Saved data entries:
- - - -
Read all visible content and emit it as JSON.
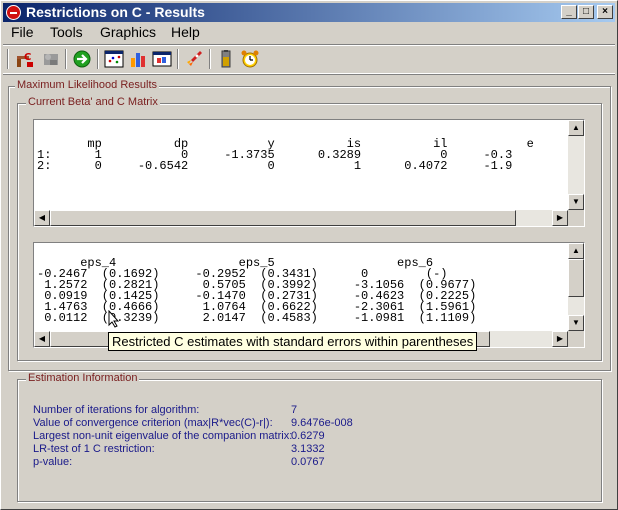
{
  "window": {
    "title": "Restrictions on C - Results",
    "controls": {
      "minimize": "_",
      "maximize": "□",
      "close": "×"
    }
  },
  "menu": [
    "File",
    "Tools",
    "Graphics",
    "Help"
  ],
  "toolbar_icons": [
    "restrictions-icon",
    "disabled-tool-icon",
    "go-arrow-icon",
    "scatter-plot-icon",
    "bar-chart-icon",
    "graph-window-icon",
    "rocket-icon",
    "battery-icon",
    "alarm-clock-icon"
  ],
  "groups": {
    "ml": "Maximum Likelihood Results",
    "matrix": "Current Beta' and C Matrix",
    "estimation": "Estimation Information"
  },
  "beta_pane": {
    "header": "       mp          dp           y          is          il           e",
    "rows": [
      "1:      1           0     -1.3735      0.3289           0     -0.3",
      "2:      0     -0.6542           0           1      0.4072     -1.9"
    ]
  },
  "c_pane": {
    "header": "      eps_4                 eps_5                 eps_6",
    "rows": [
      "-0.2467  (0.1692)     -0.2952  (0.3431)      0        (-)",
      " 1.2572  (0.2821)      0.5705  (0.3992)     -3.1056  (0.9677)",
      " 0.0919  (0.1425)     -0.1470  (0.2731)     -0.4623  (0.2225)",
      " 1.4763  (0.4666)      1.0764  (0.6622)     -2.3061  (1.5961)",
      " 0.0112  (0.3239)      2.0147  (0.4583)     -1.0981  (1.1109)"
    ]
  },
  "tooltip": "Restricted C estimates with standard errors within parentheses",
  "estimation": [
    {
      "label": "Number of iterations for algorithm:",
      "value": "7"
    },
    {
      "label": "Value of convergence criterion (max|R*vec(C)-r|):",
      "value": "9.6476e-008"
    },
    {
      "label": "Largest non-unit eigenvalue of the companion matrix:",
      "value": "0.6279"
    },
    {
      "label": "LR-test of 1 C restriction:",
      "value": "3.1332"
    },
    {
      "label": "p-value:",
      "value": "0.0767"
    }
  ]
}
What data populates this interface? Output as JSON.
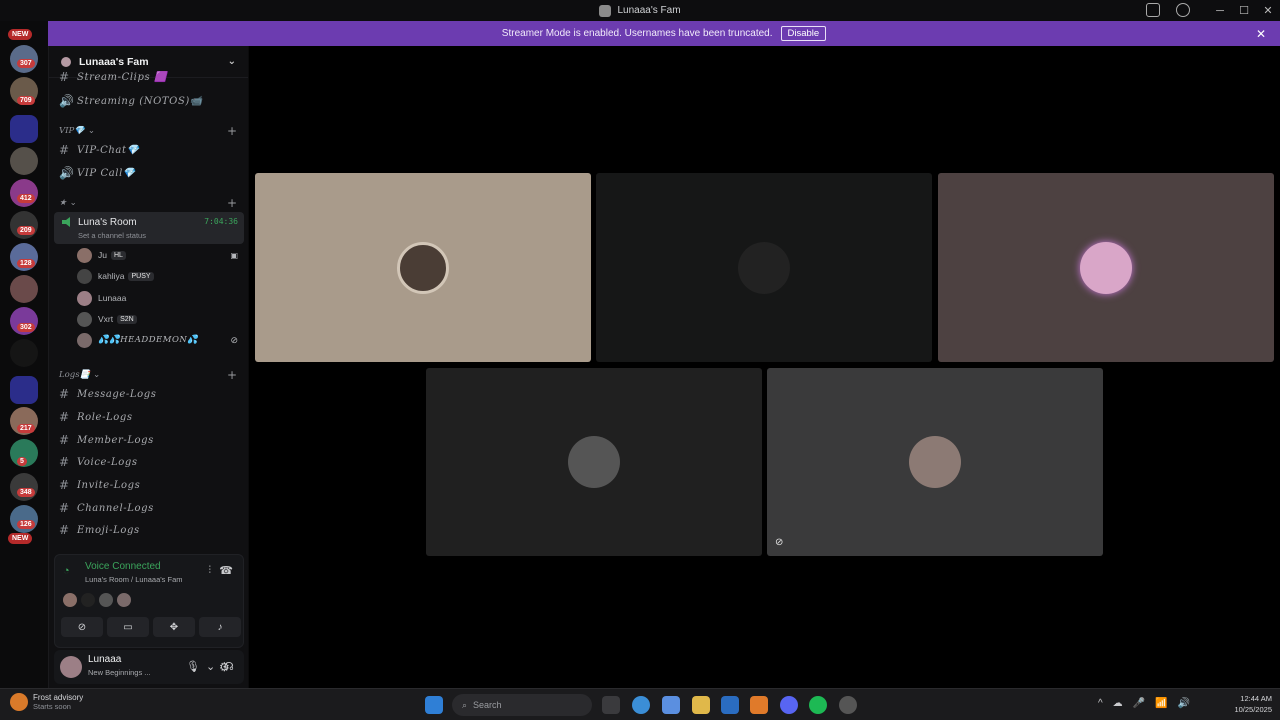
{
  "window": {
    "title": "Lunaaa's Fam"
  },
  "banner": {
    "text": "Streamer Mode is enabled. Usernames have been truncated.",
    "disable_label": "Disable"
  },
  "rail": {
    "badges": [
      "NEW",
      "307",
      "709",
      "412",
      "209",
      "128",
      "302",
      "217",
      "5",
      "348",
      "126",
      "NEW"
    ]
  },
  "server": {
    "name": "Lunaaa's Fam"
  },
  "channels": {
    "top": [
      {
        "name": "Stream-Clips 🟪",
        "type": "text"
      },
      {
        "name": "Streaming (NOTOS)📹",
        "type": "voice"
      }
    ],
    "vip_category": "VIP💎",
    "vip": [
      {
        "name": "VIP-Chat💎",
        "type": "text"
      },
      {
        "name": "VIP Call💎",
        "type": "voice"
      }
    ],
    "star_category": "★",
    "voice_room": {
      "name": "Luna's Room",
      "timer": "7:04:36",
      "status": "Set a channel status"
    },
    "voice_users": [
      {
        "name": "Ju",
        "tag": "HL",
        "color": "#8a6f68"
      },
      {
        "name": "kahliya",
        "tag": "PUSY",
        "color": "#444"
      },
      {
        "name": "Lunaaa",
        "tag": "",
        "color": "#9c7f86"
      },
      {
        "name": "Vxrt",
        "tag": "S2N",
        "color": "#555"
      },
      {
        "name": "💦💦HEADDEMON💦",
        "tag": "",
        "color": "#7a6a6a"
      }
    ],
    "logs_category": "Logs📑",
    "logs": [
      "Message-Logs",
      "Role-Logs",
      "Member-Logs",
      "Voice-Logs",
      "Invite-Logs",
      "Channel-Logs",
      "Emoji-Logs"
    ]
  },
  "voice_panel": {
    "title": "Voice Connected",
    "subtitle": "Luna's Room / Lunaaa's Fam"
  },
  "user": {
    "name": "Lunaaa",
    "status": "New Beginnings ..."
  },
  "tiles": [
    {
      "bg": "#a99b8b",
      "avatar": "#4a3d35"
    },
    {
      "bg": "#161717",
      "avatar": "#222"
    },
    {
      "bg": "#4d4141",
      "avatar": "#d9a6c8"
    },
    {
      "bg": "#202020",
      "avatar": "#555"
    },
    {
      "bg": "#3a3a3b",
      "avatar": "#8c7a74"
    }
  ],
  "taskbar": {
    "weather_title": "Frost advisory",
    "weather_sub": "Starts soon",
    "search_placeholder": "Search",
    "time": "12:44 AM",
    "date": "10/25/2025"
  }
}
- - - -
_AIM OF THE EXERCISE_:
Nothing in the entries above should change when they are printed again, except that the pictures are dropped.

_RESULT OF THIS EXERCISE_:
Read all visible content and emit it as JSON.
{
  "window": {
    "title": "Restrictions on C - Results",
    "controls": {
      "minimize": "_",
      "maximize": "□",
      "close": "×"
    }
  },
  "menu": [
    "File",
    "Tools",
    "Graphics",
    "Help"
  ],
  "toolbar_icons": [
    "restrictions-icon",
    "disabled-tool-icon",
    "go-arrow-icon",
    "scatter-plot-icon",
    "bar-chart-icon",
    "graph-window-icon",
    "rocket-icon",
    "battery-icon",
    "alarm-clock-icon"
  ],
  "groups": {
    "ml": "Maximum Likelihood Results",
    "matrix": "Current Beta' and C Matrix",
    "estimation": "Estimation Information"
  },
  "beta_pane": {
    "header": "       mp          dp           y          is          il           e",
    "rows": [
      "1:      1           0     -1.3735      0.3289           0     -0.3",
      "2:      0     -0.6542           0           1      0.4072     -1.9"
    ]
  },
  "c_pane": {
    "header": "      eps_4                 eps_5                 eps_6",
    "rows": [
      "-0.2467  (0.1692)     -0.2952  (0.3431)      0        (-)",
      " 1.2572  (0.2821)      0.5705  (0.3992)     -3.1056  (0.9677)",
      " 0.0919  (0.1425)     -0.1470  (0.2731)     -0.4623  (0.2225)",
      " 1.4763  (0.4666)      1.0764  (0.6622)     -2.3061  (1.5961)",
      " 0.0112  (0.3239)      2.0147  (0.4583)     -1.0981  (1.1109)"
    ]
  },
  "tooltip": "Restricted C estimates with standard errors within parentheses",
  "estimation": [
    {
      "label": "Number of iterations for algorithm:",
      "value": "7"
    },
    {
      "label": "Value of convergence criterion (max|R*vec(C)-r|):",
      "value": "9.6476e-008"
    },
    {
      "label": "Largest non-unit eigenvalue of the companion matrix:",
      "value": "0.6279"
    },
    {
      "label": "LR-test of 1 C restriction:",
      "value": "3.1332"
    },
    {
      "label": "p-value:",
      "value": "0.0767"
    }
  ]
}
What data populates this interface? Output as JSON.
{
  "window": {
    "title": "Lunaaa's Fam"
  },
  "banner": {
    "text": "Streamer Mode is enabled. Usernames have been truncated.",
    "disable_label": "Disable"
  },
  "rail": {
    "badges": [
      "NEW",
      "307",
      "709",
      "412",
      "209",
      "128",
      "302",
      "217",
      "5",
      "348",
      "126",
      "NEW"
    ]
  },
  "server": {
    "name": "Lunaaa's Fam"
  },
  "channels": {
    "top": [
      {
        "name": "Stream-Clips 🟪",
        "type": "text"
      },
      {
        "name": "Streaming (NOTOS)📹",
        "type": "voice"
      }
    ],
    "vip_category": "VIP💎",
    "vip": [
      {
        "name": "VIP-Chat💎",
        "type": "text"
      },
      {
        "name": "VIP Call💎",
        "type": "voice"
      }
    ],
    "star_category": "★",
    "voice_room": {
      "name": "Luna's Room",
      "timer": "7:04:36",
      "status": "Set a channel status"
    },
    "voice_users": [
      {
        "name": "Ju",
        "tag": "HL",
        "color": "#8a6f68"
      },
      {
        "name": "kahliya",
        "tag": "PUSY",
        "color": "#444"
      },
      {
        "name": "Lunaaa",
        "tag": "",
        "color": "#9c7f86"
      },
      {
        "name": "Vxrt",
        "tag": "S2N",
        "color": "#555"
      },
      {
        "name": "💦💦HEADDEMON💦",
        "tag": "",
        "color": "#7a6a6a"
      }
    ],
    "logs_category": "Logs📑",
    "logs": [
      "Message-Logs",
      "Role-Logs",
      "Member-Logs",
      "Voice-Logs",
      "Invite-Logs",
      "Channel-Logs",
      "Emoji-Logs"
    ]
  },
  "voice_panel": {
    "title": "Voice Connected",
    "subtitle": "Luna's Room / Lunaaa's Fam"
  },
  "user": {
    "name": "Lunaaa",
    "status": "New Beginnings ..."
  },
  "tiles": [
    {
      "bg": "#a99b8b",
      "avatar": "#4a3d35"
    },
    {
      "bg": "#161717",
      "avatar": "#222"
    },
    {
      "bg": "#4d4141",
      "avatar": "#d9a6c8"
    },
    {
      "bg": "#202020",
      "avatar": "#555"
    },
    {
      "bg": "#3a3a3b",
      "avatar": "#8c7a74"
    }
  ],
  "taskbar": {
    "weather_title": "Frost advisory",
    "weather_sub": "Starts soon",
    "search_placeholder": "Search",
    "time": "12:44 AM",
    "date": "10/25/2025"
  }
}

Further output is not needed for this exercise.